Texte source:
+++

Déclaration du Parti algérien pour la démocratie et le socialisme pour le 1er mai communiquée à http://solidarite-internationale-pcf.over-blog.net/ 

 

La crise internationale du capitalisme rend les  oligarchies financières et militaro-industrielles plus autoritaires, plus dangereuses, plus belliqueuses et agressives dans leur course pour hausser de façon illimitée leurs scandaleux profits et étendre leurs sphères d'influence, d'exploitation et de domination.

La lutte opposant les travailleurs et les peuples aux capitalistes, aux monarques et aux despotes au service des impérialistes s'exacerbe. Par millions, les travailleurs défendent leurs conquêtes sociales, malgré la désinformation, les mensonges diffusés à l'échelle planétaire et l'absence totale de vrais débats contradictoires dans les grands médias contrôlés par une poignée d'oligarques enrichis par l'exploitation effrénée de la classe ouvrière. Malgré aussi la trahison des dirigeants de grandes centrales syndicales ralliés au capitalisme, refusant de coordonner les luttes des travailleurs et d'organiser les solidarités interprofessionnelles, hostiles aux grèves générales sous le honteux prétexte de ne pas desservir la situation des travailleurs en paralysant l'économie. La sociale-démocratie participe activement à la défense du système capitaliste, à l'application des politiques d'austérité édictées pour faire supporter par les travailleurs et les peuples des pays économiquement dominés le coût du sauvetage des banques et de leurs gros actionnaires. Elle a délégué ses personnalités les plus illustres à la tête du FMI, de l'OMC et de la Confédération syndicale internationale, héritière de la CISL créée par la CIA, pour cogérer le système impérialiste mondial, faire rentrer dans les rangs les peuples attachés à leur indépendance de décision.

+++

Extrait de données:
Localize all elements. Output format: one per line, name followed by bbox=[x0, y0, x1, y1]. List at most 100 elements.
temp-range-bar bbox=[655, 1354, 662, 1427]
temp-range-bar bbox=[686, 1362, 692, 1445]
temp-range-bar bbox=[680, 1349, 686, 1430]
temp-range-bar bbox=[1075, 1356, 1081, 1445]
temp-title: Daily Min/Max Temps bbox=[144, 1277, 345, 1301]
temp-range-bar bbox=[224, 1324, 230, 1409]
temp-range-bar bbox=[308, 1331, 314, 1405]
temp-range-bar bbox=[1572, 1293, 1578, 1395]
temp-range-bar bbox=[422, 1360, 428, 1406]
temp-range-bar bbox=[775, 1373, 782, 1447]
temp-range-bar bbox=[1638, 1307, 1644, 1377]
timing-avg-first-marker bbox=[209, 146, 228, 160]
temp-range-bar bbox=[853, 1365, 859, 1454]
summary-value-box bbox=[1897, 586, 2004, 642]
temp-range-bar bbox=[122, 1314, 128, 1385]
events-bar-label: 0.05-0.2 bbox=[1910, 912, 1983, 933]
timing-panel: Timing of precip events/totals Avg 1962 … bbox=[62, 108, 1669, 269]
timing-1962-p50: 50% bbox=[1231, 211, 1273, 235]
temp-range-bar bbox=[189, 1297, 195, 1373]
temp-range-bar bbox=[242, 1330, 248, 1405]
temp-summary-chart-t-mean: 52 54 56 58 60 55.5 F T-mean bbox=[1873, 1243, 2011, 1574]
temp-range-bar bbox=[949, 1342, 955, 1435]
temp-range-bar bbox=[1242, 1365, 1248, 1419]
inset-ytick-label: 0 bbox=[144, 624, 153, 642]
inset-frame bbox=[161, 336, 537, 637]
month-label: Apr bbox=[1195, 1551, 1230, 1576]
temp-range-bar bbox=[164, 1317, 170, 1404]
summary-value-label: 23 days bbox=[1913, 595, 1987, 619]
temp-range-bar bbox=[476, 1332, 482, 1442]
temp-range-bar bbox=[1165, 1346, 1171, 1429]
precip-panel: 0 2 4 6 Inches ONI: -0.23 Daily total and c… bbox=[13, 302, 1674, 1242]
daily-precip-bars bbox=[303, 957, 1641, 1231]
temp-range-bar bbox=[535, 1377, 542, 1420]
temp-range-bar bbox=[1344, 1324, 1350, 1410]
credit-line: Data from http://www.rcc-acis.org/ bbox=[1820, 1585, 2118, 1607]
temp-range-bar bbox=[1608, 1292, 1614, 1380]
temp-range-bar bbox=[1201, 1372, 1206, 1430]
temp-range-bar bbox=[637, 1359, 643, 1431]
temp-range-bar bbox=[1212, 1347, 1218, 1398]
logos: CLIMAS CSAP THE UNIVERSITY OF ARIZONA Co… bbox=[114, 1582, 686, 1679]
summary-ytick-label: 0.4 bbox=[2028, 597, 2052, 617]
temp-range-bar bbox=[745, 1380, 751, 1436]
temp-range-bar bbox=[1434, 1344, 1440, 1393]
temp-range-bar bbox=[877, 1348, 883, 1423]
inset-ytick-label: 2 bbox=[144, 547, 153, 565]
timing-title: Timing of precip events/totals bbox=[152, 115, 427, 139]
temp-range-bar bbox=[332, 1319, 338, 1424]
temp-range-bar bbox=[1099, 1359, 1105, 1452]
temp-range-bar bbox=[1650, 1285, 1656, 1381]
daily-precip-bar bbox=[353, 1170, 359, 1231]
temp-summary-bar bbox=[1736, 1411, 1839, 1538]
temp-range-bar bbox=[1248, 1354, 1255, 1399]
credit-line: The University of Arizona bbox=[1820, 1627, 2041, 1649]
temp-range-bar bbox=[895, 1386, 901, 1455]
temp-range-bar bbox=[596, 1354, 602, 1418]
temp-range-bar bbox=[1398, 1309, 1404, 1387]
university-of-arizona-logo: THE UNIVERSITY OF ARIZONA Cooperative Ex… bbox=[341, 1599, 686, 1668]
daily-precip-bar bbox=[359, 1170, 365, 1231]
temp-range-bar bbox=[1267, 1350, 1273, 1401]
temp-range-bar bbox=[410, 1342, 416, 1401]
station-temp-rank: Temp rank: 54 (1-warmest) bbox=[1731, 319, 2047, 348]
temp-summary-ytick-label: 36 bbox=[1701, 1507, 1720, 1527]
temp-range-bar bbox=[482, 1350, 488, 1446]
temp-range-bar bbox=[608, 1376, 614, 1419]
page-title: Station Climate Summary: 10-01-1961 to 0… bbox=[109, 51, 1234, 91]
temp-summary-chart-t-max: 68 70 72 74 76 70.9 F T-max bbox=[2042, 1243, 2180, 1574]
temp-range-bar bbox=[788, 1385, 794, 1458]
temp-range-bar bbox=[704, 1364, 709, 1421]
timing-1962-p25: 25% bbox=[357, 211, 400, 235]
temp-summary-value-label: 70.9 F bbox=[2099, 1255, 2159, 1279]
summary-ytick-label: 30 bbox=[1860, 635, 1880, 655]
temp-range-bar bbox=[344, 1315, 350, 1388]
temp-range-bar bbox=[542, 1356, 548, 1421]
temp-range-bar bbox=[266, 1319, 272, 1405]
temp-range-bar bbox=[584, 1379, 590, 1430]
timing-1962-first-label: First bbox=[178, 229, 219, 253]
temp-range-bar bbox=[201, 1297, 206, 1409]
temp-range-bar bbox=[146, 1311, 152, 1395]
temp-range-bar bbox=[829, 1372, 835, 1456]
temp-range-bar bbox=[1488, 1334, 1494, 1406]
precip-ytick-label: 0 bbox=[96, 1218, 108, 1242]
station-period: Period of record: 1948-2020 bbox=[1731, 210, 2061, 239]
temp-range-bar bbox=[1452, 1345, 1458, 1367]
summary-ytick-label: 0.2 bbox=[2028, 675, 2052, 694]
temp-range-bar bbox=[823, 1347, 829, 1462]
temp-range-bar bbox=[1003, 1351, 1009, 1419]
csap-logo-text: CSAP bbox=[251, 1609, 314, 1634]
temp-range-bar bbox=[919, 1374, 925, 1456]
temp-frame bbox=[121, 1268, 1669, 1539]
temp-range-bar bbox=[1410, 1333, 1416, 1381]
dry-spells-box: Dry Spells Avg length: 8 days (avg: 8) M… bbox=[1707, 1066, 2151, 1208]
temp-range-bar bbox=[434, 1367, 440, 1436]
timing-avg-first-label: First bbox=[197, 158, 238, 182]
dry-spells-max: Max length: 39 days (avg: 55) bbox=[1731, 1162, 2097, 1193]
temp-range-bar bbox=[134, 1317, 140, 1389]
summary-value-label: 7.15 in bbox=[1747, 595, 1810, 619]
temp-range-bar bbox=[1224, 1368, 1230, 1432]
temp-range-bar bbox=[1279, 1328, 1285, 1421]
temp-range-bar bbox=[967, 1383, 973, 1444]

+++

Donnez la suite de la déclaration du 1er mai en reprenant juste après sa dernière phrase. Les enregistrements sont sans rapport avec la déclaration du 1er mai.

Votre réponse:
 

En Europe occidentale, de la Grande-Bretagne à la Grèce en passant par le Portugal et l'Espagne, partout dans le monde où la bourgeoisie écrase les travailleurs sous son "talon de fer", les hommes du Capital appliquent la même feuille de route: poursuivre leur attaque générale contre les conquêtes sociales arrachées au long de décennies de luttes et de sacrifices ininterrompues, faire payer par les travailleurs les centaines de milliards de dollars ou d'euros offerts aux gros banquiers afin de les sauver de la faillite, pressurer les travailleurs pour verser aux plus riches les intérêts dus par l'Etat capitaliste au titre de la dette publique artificiellement créée suite aux cadeaux fiscaux généreusement accordés à ces mêmes privilégiés.

 

Dans les anciens pays socialistes, les travailleurs vivent l'enfer sur terre. Le chômage inconnu du temps du socialisme bat tous les records. Les nouvelles couches moyennes créées par les régimes contre-révolutionnaires pour défendre le nouvel ordre social vivent sous perfusion. Les crédits colossaux contractés auprès des pays capitalistes font planer la menace permanente d'un krach. Les promesses d'un monde meilleur dont les contre-révolutionnaires à la solde de l'impérialisme les avaient gavés se sont avérées de purs mensonges. Les illusions cruellement déçues cèdent la place à la prise de conscience et à la lutte. La majorité des travailleurs de ces pays regrette aujourd'hui de s'être laissés berner et d'avoir perdu un système politique et social qui, malgré des insuffisances surmontables, leur assurait une existence digne et explorait les voies inédites d'une société débarrassée de l'exploitation et des injustices.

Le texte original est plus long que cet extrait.